* To do *
Write out all of the entries exactly, please.

^^^^^^^^^^^^^^^^

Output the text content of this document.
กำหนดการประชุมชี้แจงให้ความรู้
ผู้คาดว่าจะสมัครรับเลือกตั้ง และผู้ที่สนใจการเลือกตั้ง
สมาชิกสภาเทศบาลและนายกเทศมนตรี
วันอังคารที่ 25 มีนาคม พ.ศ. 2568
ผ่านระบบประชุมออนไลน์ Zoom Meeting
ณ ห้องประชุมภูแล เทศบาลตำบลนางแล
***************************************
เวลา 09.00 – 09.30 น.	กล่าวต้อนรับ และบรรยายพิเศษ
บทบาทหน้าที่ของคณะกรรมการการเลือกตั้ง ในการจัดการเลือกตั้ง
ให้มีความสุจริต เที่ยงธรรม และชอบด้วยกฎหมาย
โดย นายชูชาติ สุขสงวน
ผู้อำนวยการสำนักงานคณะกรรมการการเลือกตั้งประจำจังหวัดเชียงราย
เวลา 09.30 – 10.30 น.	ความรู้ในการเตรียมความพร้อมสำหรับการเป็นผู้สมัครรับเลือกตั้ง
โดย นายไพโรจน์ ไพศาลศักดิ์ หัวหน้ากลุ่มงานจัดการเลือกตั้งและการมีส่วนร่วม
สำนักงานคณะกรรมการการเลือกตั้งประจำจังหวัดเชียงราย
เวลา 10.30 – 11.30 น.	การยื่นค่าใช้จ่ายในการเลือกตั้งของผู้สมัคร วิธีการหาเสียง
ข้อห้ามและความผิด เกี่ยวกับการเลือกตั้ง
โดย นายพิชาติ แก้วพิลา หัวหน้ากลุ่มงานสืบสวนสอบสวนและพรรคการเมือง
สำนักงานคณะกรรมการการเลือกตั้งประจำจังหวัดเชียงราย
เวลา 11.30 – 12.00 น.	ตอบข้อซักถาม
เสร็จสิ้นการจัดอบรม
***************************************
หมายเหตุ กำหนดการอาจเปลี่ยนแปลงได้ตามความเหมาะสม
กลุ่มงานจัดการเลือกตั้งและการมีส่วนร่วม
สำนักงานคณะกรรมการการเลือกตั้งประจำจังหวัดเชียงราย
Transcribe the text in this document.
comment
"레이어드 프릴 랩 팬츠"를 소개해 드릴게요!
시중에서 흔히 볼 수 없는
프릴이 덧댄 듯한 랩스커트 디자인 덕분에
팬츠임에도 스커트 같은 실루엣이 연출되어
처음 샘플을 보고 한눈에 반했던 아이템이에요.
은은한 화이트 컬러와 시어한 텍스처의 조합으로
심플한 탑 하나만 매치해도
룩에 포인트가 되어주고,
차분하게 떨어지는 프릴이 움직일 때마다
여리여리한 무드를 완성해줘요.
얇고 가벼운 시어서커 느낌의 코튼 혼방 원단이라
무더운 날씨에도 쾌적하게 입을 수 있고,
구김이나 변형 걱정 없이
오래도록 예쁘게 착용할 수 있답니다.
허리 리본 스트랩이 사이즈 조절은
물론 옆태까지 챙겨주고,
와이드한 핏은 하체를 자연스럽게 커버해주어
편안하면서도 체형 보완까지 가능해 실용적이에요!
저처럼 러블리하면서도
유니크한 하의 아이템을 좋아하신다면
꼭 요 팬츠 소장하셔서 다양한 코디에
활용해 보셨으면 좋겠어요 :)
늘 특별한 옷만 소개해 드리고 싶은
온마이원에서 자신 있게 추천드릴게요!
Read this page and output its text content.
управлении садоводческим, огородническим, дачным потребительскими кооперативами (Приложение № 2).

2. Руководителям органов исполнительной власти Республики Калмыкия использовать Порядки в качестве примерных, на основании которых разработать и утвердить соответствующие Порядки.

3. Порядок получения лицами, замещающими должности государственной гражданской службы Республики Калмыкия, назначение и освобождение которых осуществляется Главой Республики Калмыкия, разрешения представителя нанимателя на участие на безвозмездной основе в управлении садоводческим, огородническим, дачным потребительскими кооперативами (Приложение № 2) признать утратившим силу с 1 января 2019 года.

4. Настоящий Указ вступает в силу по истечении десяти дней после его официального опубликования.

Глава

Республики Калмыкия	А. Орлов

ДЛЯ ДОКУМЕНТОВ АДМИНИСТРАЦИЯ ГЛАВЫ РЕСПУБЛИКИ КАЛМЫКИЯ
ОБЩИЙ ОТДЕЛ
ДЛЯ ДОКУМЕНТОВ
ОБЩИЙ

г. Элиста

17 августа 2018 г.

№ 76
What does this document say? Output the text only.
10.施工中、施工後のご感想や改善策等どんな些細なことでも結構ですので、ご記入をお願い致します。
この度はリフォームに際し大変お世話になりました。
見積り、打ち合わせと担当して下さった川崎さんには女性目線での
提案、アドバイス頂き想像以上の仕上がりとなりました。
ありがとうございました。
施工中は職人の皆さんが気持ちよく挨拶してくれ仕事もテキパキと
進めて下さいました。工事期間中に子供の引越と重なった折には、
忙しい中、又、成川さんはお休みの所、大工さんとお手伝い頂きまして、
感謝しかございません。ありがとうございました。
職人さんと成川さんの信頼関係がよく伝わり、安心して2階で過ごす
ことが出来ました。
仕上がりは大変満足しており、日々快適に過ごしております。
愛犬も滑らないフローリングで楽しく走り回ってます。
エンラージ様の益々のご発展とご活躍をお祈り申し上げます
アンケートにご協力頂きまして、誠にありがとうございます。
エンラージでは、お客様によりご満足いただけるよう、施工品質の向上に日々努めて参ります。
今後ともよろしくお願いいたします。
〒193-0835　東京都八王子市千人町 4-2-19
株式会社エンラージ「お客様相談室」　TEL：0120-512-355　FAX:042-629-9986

^^^^^^^^^^^^^^^^

* Reply *
Output the text content of this document.
กำหนดการประชุมชี้แจงให้ความรู้
ผู้คาดว่าจะสมัครรับเลือกตั้ง และผู้ที่สนใจการเลือกตั้ง
สมาชิกสภาเทศบาลและนายกเทศมนตรี
วันอังคารที่ 25 มีนาคม พ.ศ. 2568
ผ่านระบบประชุมออนไลน์ Zoom Meeting
ณ ห้องประชุมภูแล เทศบาลตำบลนางแล
***************************************
เวลา 09.00 – 09.30 น.	กล่าวต้อนรับ และบรรยายพิเศษ
บทบาทหน้าที่ของคณะกรรมการการเลือกตั้ง ในการจัดการเลือกตั้ง
ให้มีความสุจริต เที่ยงธรรม และชอบด้วยกฎหมาย
โดย นายชูชาติ สุขสงวน
ผู้อำนวยการสำนักงานคณะกรรมการการเลือกตั้งประจำจังหวัดเชียงราย
เวลา 09.30 – 10.30 น.	ความรู้ในการเตรียมความพร้อมสำหรับการเป็นผู้สมัครรับเลือกตั้ง
โดย นายไพโรจน์ ไพศาลศักดิ์ หัวหน้ากลุ่มงานจัดการเลือกตั้งและการมีส่วนร่วม
สำนักงานคณะกรรมการการเลือกตั้งประจำจังหวัดเชียงราย
เวลา 10.30 – 11.30 น.	การยื่นค่าใช้จ่ายในการเลือกตั้งของผู้สมัคร วิธีการหาเสียง
ข้อห้ามและความผิด เกี่ยวกับการเลือกตั้ง
โดย นายพิชาติ แก้วพิลา หัวหน้ากลุ่มงานสืบสวนสอบสวนและพรรคการเมือง
สำนักงานคณะกรรมการการเลือกตั้งประจำจังหวัดเชียงราย
เวลา 11.30 – 12.00 น.	ตอบข้อซักถาม
เสร็จสิ้นการจัดอบรม
***************************************
หมายเหตุ กำหนดการอาจเปลี่ยนแปลงได้ตามความเหมาะสม
กลุ่มงานจัดการเลือกตั้งและการมีส่วนร่วม
สำนักงานคณะกรรมการการเลือกตั้งประจำจังหวัดเชียงราย
Transcribe the text in this document.
comment
"레이어드 프릴 랩 팬츠"를 소개해 드릴게요!
시중에서 흔히 볼 수 없는
프릴이 덧댄 듯한 랩스커트 디자인 덕분에
팬츠임에도 스커트 같은 실루엣이 연출되어
처음 샘플을 보고 한눈에 반했던 아이템이에요.
은은한 화이트 컬러와 시어한 텍스처의 조합으로
심플한 탑 하나만 매치해도
룩에 포인트가 되어주고,
차분하게 떨어지는 프릴이 움직일 때마다
여리여리한 무드를 완성해줘요.
얇고 가벼운 시어서커 느낌의 코튼 혼방 원단이라
무더운 날씨에도 쾌적하게 입을 수 있고,
구김이나 변형 걱정 없이
오래도록 예쁘게 착용할 수 있답니다.
허리 리본 스트랩이 사이즈 조절은
물론 옆태까지 챙겨주고,
와이드한 핏은 하체를 자연스럽게 커버해주어
편안하면서도 체형 보완까지 가능해 실용적이에요!
저처럼 러블리하면서도
유니크한 하의 아이템을 좋아하신다면
꼭 요 팬츠 소장하셔서 다양한 코디에
활용해 보셨으면 좋겠어요 :)
늘 특별한 옷만 소개해 드리고 싶은
온마이원에서 자신 있게 추천드릴게요!
Read this page and output its text content.
управлении садоводческим, огородническим, дачным потребительскими кооперативами (Приложение № 2).

2. Руководителям органов исполнительной власти Республики Калмыкия использовать Порядки в качестве примерных, на основании которых разработать и утвердить соответствующие Порядки.

3. Порядок получения лицами, замещающими должности государственной гражданской службы Республики Калмыкия, назначение и освобождение которых осуществляется Главой Республики Калмыкия, разрешения представителя нанимателя на участие на безвозмездной основе в управлении садоводческим, огородническим, дачным потребительскими кооперативами (Приложение № 2) признать утратившим силу с 1 января 2019 года.

4. Настоящий Указ вступает в силу по истечении десяти дней после его официального опубликования.

Глава

Республики Калмыкия	А. Орлов

ДЛЯ ДОКУМЕНТОВ АДМИНИСТРАЦИЯ ГЛАВЫ РЕСПУБЛИКИ КАЛМЫКИЯ
ОБЩИЙ ОТДЕЛ
ДЛЯ ДОКУМЕНТОВ
ОБЩИЙ

г. Элиста

17 августа 2018 г.

№ 76
What does this document say? Output the text only.
10.施工中、施工後のご感想や改善策等どんな些細なことでも結構ですので、ご記入をお願い致します。
この度はリフォームに際し大変お世話になりました。
見積り、打ち合わせと担当して下さった川崎さんには女性目線での
提案、アドバイス頂き想像以上の仕上がりとなりました。
ありがとうございました。
施工中は職人の皆さんが気持ちよく挨拶してくれ仕事もテキパキと
進めて下さいました。工事期間中に子供の引越と重なった折には、
忙しい中、又、成川さんはお休みの所、大工さんとお手伝い頂きまして、
感謝しかございません。ありがとうございました。
職人さんと成川さんの信頼関係がよく伝わり、安心して2階で過ごす
ことが出来ました。
仕上がりは大変満足しており、日々快適に過ごしております。
愛犬も滑らないフローリングで楽しく走り回ってます。
エンラージ様の益々のご発展とご活躍をお祈り申し上げます
アンケートにご協力頂きまして、誠にありがとうございます。
エンラージでは、お客様によりご満足いただけるよう、施工品質の向上に日々努めて参ります。
今後ともよろしくお願いいたします。
〒193-0835　東京都八王子市千人町 4-2-19
株式会社エンラージ「お客様相談室」　TEL：0120-512-355　FAX:042-629-9986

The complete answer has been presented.